======== Source document

Notably, The long-term recurrence rate in our RAI group is around 1%, which is similar to the 2% rate reported in the ESTIMABL1 study. However, the recurrence rate in our Non-RAI group differs from that in the ESTIMABL2 study. In the ESTIMABL2 study, during a 36-month follow-up period, 4.1% of Non-RAI patients experienced recurrence (BE with Tg levels > 2.0 ng/ml). Although the ATA 2015 guidelines have established treatment response categories for patients receiving RAI, there is currently no standardization for the Non-RAI group. In our Non-RAI group, a significant proportion of patients experienced BE, with rates of 5.8% when using a cut-off of Tg > 2.0 ng/ml and 9.4% with a cut-off of Tg > 1.0 ng/ml.

With a median follow-up period of 6.5 years, we observed an increased ablation rate in the RAI group, while a lower proportion of patients in the Non-RAI group achieved NED (99.3% vs. 90.6%, p < 0.002). Although the ESTIMABL2 study has only published 36-month follow-up data, showing that 95.6% of RAI patients achieved NED, it is likely that long-term outcomes will reach around 98%, as seen in the ESTIMABL1 study. Nevertheless, given that our study cohort had a higher postoperative remnant level compared to the surgical group in these studies, achieving statistical significance in comparisons is unlikely.

================

#### [List of tasks]
1: In the passage on RAI outcomes, what was the median follow-up period?
2: Retype the passage on RAI outcomes, starting with "Notably, The long-term" and going on through "of Tg > 1.0 ng/ml.".

======== Information supplied

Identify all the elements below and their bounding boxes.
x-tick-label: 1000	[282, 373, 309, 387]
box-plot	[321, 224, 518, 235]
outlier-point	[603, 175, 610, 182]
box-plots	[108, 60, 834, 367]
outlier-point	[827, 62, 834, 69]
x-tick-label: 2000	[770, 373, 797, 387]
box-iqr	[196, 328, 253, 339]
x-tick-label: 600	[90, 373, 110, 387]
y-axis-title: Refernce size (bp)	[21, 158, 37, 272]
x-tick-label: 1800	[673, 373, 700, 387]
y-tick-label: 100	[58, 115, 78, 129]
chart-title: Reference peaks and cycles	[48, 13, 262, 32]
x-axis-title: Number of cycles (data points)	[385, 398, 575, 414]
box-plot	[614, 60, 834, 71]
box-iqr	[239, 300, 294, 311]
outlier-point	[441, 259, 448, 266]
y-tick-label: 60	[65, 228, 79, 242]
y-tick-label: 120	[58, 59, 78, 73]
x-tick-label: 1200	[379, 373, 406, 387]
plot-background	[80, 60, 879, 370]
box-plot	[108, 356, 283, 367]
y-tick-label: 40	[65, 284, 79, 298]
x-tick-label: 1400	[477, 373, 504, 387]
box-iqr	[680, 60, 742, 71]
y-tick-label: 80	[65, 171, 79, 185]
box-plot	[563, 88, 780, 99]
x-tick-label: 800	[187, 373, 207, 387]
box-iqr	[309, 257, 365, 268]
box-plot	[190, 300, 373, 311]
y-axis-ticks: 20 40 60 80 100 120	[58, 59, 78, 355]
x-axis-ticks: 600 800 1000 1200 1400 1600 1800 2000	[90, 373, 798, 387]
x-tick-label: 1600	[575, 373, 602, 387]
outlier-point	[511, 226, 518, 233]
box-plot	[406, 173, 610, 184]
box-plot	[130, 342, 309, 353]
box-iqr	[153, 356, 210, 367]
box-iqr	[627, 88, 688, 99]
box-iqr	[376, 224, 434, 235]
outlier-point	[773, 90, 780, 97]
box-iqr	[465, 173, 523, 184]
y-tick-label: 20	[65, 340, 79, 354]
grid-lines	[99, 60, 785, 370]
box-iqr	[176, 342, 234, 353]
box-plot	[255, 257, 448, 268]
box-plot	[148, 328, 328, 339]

================

#### [Set of answers]
1: 6.5 years

2:
Notably, The long-term recurrence rate in our RAI group is around 1%, which is similar to the 2% rate reported in the ESTIMABL1 study. However, the recurrence rate in our Non-RAI group differs from that in the ESTIMABL2 study. In the ESTIMABL2 study, during a 36-month follow-up period, 4.1% of Non-RAI patients experienced recurrence (BE with Tg levels > 2.0 ng/ml). Although the ATA 2015 guidelines have established treatment response categories for patients receiving RAI, there is currently no standardization for the Non-RAI group. In our Non-RAI group, a significant proportion of patients experienced BE, with rates of 5.8% when using a cut-off of Tg > 2.0 ng/ml and 9.4% with a cut-off of Tg > 1.0 ng/ml.